(Collected data entries)
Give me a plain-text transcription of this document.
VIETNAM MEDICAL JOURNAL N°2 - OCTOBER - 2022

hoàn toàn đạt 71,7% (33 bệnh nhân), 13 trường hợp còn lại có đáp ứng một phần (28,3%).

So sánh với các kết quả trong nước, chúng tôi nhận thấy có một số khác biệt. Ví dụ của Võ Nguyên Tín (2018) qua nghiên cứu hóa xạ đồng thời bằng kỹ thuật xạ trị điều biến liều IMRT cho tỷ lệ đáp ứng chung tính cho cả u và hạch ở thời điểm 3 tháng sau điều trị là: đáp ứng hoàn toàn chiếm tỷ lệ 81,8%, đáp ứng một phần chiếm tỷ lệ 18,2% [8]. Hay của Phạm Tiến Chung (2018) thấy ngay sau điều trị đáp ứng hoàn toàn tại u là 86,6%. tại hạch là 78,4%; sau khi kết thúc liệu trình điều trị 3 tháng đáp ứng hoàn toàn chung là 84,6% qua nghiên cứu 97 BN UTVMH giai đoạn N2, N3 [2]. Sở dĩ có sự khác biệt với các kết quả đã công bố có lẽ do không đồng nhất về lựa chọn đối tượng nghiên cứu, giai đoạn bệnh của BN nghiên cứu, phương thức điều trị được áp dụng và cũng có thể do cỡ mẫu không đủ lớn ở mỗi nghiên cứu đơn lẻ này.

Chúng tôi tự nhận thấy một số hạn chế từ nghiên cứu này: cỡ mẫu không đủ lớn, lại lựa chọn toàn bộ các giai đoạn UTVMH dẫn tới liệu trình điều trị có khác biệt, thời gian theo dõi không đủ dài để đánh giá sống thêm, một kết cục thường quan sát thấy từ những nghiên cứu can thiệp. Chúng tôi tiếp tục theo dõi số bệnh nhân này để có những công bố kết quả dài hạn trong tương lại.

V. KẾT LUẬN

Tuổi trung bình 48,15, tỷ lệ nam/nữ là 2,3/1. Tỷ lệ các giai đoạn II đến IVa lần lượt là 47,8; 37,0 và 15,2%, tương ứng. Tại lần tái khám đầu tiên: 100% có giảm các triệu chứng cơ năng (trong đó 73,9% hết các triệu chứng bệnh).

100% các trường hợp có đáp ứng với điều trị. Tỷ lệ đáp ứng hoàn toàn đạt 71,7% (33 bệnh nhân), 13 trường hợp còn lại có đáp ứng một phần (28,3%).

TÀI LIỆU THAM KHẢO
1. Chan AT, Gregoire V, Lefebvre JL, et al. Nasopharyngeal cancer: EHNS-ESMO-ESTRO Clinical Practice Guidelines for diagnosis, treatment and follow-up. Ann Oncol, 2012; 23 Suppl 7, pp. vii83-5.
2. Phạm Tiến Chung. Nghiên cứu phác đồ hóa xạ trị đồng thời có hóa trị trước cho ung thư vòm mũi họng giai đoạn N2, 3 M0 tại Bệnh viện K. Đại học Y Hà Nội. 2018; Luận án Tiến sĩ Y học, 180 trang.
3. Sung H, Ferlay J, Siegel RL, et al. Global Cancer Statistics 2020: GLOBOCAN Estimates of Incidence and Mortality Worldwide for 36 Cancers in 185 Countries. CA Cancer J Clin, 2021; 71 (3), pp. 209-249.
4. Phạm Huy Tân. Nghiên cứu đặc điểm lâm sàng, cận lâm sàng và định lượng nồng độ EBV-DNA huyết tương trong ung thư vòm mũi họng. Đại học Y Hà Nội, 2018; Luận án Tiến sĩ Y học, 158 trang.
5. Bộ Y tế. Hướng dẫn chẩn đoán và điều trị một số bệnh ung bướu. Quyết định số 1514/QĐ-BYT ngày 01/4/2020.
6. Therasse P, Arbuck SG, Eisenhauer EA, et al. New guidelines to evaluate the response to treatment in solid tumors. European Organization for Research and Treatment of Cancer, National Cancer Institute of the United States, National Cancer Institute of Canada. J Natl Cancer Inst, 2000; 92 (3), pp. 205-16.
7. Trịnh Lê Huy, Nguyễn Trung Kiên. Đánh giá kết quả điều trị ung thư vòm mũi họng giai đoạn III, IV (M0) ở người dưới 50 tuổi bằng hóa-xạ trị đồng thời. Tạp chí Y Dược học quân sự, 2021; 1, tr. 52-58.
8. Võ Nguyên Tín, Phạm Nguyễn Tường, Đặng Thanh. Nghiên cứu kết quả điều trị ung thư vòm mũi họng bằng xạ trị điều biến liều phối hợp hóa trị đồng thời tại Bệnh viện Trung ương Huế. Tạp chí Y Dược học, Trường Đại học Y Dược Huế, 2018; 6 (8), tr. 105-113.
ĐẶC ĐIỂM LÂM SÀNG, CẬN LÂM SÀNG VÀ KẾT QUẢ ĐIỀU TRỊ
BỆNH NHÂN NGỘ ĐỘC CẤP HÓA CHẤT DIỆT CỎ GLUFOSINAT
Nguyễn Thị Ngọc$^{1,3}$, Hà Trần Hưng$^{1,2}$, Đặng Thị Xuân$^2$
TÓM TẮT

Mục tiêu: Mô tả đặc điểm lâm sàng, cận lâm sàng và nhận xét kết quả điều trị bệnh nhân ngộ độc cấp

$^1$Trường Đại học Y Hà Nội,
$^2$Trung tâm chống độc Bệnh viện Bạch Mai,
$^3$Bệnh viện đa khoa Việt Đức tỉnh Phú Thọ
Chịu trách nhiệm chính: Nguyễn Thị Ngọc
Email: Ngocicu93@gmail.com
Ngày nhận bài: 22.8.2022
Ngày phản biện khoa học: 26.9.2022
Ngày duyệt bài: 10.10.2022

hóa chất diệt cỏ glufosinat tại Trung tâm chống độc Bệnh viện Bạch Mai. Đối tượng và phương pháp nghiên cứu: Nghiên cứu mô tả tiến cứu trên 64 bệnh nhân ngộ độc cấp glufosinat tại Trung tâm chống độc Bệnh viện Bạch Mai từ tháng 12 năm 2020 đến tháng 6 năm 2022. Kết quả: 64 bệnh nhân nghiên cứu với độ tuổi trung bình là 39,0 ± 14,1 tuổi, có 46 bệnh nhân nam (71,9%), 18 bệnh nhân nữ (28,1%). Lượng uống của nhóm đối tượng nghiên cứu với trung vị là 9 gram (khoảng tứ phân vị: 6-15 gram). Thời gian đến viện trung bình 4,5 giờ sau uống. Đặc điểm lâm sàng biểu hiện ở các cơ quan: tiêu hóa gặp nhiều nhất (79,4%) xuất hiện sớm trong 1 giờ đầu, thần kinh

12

*YOUR ASSIGNMENT*:
The lines holding the word "khoa" are the answer. Pull them out of the records and copy them.

*WRITTEN ANSWER*:
$^3$Bệnh viện đa khoa Việt Đức tỉnh Phú Thọ
Ngày phản biện khoa học: 26.9.2022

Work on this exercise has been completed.